> [DATA SECTION]:
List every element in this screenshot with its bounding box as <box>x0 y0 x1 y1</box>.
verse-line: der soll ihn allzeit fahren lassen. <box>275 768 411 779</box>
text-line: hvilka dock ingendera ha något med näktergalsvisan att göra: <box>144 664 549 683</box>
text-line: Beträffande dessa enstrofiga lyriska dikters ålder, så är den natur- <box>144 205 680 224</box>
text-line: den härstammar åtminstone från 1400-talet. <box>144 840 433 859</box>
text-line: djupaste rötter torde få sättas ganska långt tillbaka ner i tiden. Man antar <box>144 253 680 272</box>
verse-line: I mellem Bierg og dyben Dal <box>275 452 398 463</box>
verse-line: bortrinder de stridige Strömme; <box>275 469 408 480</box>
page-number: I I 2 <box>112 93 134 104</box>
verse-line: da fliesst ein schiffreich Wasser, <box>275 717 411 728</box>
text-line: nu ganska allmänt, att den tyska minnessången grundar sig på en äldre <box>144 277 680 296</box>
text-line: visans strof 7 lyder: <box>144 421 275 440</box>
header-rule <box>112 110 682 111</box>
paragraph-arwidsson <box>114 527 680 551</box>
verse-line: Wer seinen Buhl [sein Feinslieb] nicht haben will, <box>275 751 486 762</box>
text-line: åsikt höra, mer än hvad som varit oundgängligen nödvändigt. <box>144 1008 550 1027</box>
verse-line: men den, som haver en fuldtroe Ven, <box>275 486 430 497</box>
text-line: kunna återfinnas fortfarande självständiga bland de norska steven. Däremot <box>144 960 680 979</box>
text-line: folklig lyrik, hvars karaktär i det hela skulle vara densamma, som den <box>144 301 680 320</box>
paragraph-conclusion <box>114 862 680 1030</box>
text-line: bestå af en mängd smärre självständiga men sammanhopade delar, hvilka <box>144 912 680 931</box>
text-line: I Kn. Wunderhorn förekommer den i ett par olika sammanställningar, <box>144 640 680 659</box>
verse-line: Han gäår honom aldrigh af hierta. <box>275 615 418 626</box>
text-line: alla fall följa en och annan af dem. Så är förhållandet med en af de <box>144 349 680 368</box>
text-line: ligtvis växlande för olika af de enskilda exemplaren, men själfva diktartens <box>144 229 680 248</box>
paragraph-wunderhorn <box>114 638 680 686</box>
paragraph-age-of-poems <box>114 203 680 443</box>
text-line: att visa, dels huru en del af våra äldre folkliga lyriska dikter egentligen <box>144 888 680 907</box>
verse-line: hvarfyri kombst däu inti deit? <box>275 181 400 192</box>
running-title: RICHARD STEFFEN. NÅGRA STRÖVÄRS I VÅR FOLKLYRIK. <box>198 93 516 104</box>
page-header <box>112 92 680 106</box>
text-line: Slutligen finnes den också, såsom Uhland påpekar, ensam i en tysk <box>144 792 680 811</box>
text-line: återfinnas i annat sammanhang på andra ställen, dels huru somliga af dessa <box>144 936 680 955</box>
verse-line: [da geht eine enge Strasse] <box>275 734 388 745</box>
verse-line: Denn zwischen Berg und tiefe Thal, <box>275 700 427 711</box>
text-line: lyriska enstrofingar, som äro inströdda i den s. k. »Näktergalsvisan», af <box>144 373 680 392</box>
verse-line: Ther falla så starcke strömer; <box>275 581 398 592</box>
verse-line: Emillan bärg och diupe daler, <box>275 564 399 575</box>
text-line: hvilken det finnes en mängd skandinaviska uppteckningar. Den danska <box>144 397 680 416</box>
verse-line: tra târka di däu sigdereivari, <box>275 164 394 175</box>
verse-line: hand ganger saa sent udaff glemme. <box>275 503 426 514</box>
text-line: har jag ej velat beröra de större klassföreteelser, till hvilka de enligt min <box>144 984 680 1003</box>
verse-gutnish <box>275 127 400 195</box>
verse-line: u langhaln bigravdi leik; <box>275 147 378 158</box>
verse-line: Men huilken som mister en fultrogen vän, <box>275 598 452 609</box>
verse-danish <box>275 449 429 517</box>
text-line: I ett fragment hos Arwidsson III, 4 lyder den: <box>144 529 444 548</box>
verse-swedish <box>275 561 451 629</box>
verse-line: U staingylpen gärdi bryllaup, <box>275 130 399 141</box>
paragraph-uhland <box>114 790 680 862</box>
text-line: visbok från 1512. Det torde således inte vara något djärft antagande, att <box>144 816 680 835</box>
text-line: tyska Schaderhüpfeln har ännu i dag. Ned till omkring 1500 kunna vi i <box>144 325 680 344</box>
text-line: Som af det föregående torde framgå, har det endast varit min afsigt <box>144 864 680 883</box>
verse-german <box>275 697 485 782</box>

> [PROBLEM REQUIREMENTS]: Render the stretch from the first row through the row containing "text-line: hvilka dock" as a Markdown table with the columns No. and Text, giving each row's number and its line and leaving out blank lines.

> [TASK ANSWER]:
| No. | Text |
|---|---|
| 1 | List every element in this screenshot with its bounding box as <box>x0 y0 x1 y1</box>. |
| 2 | verse-line: der soll ihn allzeit fahren lassen. <box>275 768 411 779</box> |
| 3 | text-line: hvilka dock ingendera ha något med näktergalsvisan att göra: <box>144 664 549 683</box> |